» Directive
Reproduce the items verbatim, beginning with the first line and ending after the line that contains "colorbar-level-label: 3.5: [981, 292, 996, 304]".

──────── Data in this exercise ────────

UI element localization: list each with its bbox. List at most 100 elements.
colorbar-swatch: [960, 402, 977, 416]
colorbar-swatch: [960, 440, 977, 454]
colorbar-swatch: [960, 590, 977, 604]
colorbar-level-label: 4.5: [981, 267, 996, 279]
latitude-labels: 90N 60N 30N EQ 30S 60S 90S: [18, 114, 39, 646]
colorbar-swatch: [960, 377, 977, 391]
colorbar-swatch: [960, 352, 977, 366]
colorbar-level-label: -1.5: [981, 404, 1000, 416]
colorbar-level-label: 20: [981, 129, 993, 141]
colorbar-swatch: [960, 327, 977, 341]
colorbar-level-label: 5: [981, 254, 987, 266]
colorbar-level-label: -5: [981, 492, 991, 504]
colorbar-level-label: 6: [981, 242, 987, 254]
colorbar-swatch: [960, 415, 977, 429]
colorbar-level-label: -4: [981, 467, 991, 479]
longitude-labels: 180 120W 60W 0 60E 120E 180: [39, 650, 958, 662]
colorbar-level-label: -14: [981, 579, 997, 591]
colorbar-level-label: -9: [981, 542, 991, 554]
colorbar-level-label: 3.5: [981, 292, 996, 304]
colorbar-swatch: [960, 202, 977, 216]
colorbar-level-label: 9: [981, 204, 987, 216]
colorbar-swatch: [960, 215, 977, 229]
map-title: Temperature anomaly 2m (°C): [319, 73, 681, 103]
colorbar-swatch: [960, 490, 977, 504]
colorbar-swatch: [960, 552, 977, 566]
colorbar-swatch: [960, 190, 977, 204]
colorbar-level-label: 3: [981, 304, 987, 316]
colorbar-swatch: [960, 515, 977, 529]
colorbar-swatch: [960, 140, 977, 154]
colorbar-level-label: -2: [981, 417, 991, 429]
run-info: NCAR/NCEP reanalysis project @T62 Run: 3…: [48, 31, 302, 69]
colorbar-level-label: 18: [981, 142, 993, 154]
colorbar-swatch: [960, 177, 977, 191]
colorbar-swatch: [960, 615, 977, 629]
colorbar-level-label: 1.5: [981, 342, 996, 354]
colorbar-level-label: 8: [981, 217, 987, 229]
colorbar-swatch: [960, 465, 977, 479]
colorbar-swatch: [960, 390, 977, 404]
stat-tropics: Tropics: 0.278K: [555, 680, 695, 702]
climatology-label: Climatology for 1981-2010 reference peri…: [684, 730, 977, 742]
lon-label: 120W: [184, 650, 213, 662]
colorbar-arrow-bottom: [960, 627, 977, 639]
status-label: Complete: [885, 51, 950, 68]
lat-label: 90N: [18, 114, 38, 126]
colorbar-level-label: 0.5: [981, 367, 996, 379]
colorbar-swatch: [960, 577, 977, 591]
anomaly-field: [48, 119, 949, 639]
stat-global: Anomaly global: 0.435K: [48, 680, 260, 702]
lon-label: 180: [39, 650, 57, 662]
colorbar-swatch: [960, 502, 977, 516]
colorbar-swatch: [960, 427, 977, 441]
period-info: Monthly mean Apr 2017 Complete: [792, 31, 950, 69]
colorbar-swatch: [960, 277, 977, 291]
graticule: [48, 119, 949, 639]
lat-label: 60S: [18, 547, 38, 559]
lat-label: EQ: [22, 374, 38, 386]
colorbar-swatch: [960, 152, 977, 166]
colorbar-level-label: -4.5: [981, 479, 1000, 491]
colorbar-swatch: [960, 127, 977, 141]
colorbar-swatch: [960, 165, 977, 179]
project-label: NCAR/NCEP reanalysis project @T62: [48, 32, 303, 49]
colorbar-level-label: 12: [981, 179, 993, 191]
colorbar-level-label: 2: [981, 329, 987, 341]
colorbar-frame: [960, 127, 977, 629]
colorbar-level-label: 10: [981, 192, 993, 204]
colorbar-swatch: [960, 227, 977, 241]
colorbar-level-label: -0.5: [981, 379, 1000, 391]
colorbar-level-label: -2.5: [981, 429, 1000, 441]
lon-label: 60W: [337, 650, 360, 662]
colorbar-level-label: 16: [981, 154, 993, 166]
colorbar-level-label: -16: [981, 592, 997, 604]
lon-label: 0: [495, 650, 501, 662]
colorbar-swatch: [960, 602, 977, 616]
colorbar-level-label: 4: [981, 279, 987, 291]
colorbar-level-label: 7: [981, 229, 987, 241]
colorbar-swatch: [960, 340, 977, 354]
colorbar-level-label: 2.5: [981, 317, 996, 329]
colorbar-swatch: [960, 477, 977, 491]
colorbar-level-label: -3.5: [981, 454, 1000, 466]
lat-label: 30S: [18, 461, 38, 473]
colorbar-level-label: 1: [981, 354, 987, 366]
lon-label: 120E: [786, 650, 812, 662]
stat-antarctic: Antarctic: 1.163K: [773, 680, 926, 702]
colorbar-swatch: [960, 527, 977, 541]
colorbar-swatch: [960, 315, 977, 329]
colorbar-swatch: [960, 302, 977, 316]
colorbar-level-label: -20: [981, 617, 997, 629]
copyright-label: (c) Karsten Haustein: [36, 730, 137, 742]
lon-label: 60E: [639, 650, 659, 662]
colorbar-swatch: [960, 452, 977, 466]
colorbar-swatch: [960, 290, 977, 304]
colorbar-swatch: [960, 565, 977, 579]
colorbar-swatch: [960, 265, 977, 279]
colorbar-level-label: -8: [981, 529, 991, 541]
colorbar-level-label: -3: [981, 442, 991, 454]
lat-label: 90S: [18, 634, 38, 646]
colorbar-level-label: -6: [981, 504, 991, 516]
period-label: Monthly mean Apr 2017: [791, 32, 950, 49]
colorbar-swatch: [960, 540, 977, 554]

────────

» Answer to this task
UI element localization: list each with its bbox. List at most 100 elements.
colorbar-swatch: [960, 402, 977, 416]
colorbar-swatch: [960, 440, 977, 454]
colorbar-swatch: [960, 590, 977, 604]
colorbar-level-label: 4.5: [981, 267, 996, 279]
latitude-labels: 90N 60N 30N EQ 30S 60S 90S: [18, 114, 39, 646]
colorbar-swatch: [960, 377, 977, 391]
colorbar-swatch: [960, 352, 977, 366]
colorbar-level-label: -1.5: [981, 404, 1000, 416]
colorbar-level-label: 20: [981, 129, 993, 141]
colorbar-swatch: [960, 327, 977, 341]
colorbar-level-label: 5: [981, 254, 987, 266]
colorbar-level-label: -5: [981, 492, 991, 504]
colorbar-level-label: 6: [981, 242, 987, 254]
colorbar-swatch: [960, 415, 977, 429]
colorbar-level-label: -4: [981, 467, 991, 479]
longitude-labels: 180 120W 60W 0 60E 120E 180: [39, 650, 958, 662]
colorbar-level-label: -14: [981, 579, 997, 591]
colorbar-level-label: -9: [981, 542, 991, 554]
colorbar-level-label: 3.5: [981, 292, 996, 304]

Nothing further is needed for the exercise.